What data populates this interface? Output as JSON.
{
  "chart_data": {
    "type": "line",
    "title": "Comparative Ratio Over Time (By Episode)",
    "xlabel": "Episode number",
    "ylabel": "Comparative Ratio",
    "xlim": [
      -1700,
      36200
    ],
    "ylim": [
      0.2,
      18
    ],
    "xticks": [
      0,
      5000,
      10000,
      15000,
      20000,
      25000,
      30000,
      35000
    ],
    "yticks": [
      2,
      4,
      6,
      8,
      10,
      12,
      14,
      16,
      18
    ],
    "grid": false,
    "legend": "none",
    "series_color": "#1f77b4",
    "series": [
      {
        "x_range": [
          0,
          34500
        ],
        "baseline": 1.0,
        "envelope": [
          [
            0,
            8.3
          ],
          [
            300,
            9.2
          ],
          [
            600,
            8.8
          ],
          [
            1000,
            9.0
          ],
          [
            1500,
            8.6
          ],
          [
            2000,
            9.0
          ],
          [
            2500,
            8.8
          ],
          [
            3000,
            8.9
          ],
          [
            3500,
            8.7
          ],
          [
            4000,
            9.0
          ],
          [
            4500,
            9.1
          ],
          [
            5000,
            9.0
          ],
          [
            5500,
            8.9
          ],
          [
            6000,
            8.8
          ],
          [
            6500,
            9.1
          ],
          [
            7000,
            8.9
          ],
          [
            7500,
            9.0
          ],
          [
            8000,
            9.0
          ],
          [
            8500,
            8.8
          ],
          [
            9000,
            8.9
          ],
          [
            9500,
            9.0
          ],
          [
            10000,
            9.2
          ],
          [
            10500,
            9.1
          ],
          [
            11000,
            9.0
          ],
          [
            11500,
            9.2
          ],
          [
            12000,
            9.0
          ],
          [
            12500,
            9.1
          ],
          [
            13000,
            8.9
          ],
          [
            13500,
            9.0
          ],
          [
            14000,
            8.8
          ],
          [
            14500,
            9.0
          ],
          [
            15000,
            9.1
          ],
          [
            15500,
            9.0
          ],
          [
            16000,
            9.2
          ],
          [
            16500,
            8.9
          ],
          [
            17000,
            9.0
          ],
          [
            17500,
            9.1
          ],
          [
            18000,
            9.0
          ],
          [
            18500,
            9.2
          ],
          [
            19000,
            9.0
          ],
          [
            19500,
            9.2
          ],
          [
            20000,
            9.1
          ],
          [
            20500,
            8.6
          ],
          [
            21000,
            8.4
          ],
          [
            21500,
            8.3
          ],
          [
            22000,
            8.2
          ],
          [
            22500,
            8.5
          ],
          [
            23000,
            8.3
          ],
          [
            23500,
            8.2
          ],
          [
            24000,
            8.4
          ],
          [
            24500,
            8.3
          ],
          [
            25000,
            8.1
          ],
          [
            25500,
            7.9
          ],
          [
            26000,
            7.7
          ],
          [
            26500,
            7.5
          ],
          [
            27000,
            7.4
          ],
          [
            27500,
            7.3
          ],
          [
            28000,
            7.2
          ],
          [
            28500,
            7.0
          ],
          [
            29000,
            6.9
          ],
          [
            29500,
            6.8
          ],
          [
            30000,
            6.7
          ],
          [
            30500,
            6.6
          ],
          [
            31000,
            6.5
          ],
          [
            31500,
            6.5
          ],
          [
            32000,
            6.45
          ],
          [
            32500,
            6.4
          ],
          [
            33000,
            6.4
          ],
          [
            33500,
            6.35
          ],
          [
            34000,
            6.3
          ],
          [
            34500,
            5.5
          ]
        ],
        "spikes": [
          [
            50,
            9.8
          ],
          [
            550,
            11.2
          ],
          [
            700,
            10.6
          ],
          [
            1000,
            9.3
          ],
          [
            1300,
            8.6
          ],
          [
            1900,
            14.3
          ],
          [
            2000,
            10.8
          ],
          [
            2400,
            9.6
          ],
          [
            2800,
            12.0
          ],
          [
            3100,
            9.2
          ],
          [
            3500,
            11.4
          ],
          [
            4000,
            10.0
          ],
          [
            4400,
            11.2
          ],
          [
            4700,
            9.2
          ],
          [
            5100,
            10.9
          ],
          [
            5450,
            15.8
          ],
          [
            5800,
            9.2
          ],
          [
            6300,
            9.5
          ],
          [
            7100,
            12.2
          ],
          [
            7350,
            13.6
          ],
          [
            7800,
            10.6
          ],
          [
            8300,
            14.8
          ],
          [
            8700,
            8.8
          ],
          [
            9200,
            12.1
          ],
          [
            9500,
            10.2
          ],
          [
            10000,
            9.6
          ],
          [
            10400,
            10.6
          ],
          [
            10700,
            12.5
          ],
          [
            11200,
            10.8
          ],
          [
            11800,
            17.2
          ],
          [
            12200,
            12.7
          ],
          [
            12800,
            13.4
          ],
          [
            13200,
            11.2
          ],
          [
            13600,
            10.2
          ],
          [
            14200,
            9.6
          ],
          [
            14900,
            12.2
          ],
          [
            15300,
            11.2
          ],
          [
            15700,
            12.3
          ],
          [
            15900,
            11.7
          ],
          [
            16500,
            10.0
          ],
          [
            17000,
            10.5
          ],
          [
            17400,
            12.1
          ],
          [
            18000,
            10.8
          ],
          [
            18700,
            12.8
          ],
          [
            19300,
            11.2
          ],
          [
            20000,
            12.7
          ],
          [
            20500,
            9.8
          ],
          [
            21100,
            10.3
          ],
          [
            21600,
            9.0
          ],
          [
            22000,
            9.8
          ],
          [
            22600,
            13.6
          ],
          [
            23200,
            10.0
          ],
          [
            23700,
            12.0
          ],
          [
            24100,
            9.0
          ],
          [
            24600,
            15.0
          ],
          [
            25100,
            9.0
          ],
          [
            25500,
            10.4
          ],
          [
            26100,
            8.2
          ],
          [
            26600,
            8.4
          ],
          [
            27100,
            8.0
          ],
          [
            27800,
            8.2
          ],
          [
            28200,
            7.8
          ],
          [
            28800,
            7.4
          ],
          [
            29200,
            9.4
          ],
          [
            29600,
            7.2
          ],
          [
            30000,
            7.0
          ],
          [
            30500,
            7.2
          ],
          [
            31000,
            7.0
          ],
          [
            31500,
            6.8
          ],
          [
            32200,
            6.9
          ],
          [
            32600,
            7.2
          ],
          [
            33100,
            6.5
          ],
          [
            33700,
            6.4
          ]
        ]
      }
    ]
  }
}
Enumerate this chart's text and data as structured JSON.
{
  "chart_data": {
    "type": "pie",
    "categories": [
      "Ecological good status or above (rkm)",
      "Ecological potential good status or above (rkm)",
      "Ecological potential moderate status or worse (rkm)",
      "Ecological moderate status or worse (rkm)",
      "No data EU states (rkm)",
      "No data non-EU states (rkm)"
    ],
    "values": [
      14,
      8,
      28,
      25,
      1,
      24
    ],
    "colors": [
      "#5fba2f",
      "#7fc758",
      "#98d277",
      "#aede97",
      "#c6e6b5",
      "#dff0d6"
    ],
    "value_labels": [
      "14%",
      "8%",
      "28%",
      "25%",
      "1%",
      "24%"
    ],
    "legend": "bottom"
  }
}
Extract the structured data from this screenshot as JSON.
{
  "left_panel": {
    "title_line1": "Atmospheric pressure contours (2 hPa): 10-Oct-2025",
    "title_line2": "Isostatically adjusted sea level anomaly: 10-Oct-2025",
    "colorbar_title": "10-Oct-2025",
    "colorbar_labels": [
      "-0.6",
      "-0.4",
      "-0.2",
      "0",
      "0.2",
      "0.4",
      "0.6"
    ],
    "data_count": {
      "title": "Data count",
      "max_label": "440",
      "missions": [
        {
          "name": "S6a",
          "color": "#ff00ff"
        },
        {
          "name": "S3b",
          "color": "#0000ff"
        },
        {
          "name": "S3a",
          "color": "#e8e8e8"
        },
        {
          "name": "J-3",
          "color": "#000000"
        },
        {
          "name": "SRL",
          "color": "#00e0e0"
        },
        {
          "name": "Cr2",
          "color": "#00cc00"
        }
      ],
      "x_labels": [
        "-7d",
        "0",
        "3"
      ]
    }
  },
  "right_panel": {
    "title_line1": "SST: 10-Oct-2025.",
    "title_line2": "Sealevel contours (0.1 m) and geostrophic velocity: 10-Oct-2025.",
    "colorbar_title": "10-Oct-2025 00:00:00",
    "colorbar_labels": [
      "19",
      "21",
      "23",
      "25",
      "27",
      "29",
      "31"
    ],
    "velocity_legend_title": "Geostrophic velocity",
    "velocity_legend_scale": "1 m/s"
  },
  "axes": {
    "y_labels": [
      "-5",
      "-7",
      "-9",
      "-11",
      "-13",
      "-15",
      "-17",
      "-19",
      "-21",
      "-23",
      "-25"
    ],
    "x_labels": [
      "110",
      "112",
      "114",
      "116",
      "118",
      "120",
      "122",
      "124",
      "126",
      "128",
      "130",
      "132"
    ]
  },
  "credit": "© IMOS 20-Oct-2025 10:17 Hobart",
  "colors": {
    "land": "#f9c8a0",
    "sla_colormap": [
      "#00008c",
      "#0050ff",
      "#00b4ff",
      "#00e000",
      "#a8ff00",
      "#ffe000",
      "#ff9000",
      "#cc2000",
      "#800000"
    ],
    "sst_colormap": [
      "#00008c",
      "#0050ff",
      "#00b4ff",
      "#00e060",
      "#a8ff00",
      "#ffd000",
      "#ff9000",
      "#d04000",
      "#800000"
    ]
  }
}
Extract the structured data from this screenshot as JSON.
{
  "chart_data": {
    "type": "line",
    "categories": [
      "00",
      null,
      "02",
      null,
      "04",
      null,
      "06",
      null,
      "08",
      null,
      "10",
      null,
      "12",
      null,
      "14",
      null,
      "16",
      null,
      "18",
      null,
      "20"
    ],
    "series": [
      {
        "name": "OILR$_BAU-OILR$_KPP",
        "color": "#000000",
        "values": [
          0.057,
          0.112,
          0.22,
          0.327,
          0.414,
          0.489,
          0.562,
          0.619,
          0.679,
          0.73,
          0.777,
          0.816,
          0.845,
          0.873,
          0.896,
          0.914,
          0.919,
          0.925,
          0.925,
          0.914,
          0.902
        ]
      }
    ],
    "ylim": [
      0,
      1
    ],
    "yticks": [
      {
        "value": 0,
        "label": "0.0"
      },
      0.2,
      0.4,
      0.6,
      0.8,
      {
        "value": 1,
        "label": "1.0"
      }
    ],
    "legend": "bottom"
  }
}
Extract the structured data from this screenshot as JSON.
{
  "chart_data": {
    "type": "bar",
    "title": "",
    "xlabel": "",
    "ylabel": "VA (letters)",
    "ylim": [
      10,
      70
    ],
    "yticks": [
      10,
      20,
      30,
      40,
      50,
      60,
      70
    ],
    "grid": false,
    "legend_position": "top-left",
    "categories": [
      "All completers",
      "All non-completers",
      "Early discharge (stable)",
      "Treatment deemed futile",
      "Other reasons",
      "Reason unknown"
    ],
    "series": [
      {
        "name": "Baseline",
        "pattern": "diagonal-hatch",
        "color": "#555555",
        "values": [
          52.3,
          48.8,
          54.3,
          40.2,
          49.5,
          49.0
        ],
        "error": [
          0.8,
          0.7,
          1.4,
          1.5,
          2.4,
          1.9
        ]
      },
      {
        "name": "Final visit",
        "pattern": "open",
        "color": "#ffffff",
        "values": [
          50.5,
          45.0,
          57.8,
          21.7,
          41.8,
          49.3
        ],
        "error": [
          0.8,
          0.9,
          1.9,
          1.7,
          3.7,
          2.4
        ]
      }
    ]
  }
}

* * * * * * * * *

_AIM OF THE TASK:_ Across the records, how many lines contain "status"? Only the number should be given.

_SOLUTION TO THE PROBLEM:_ 4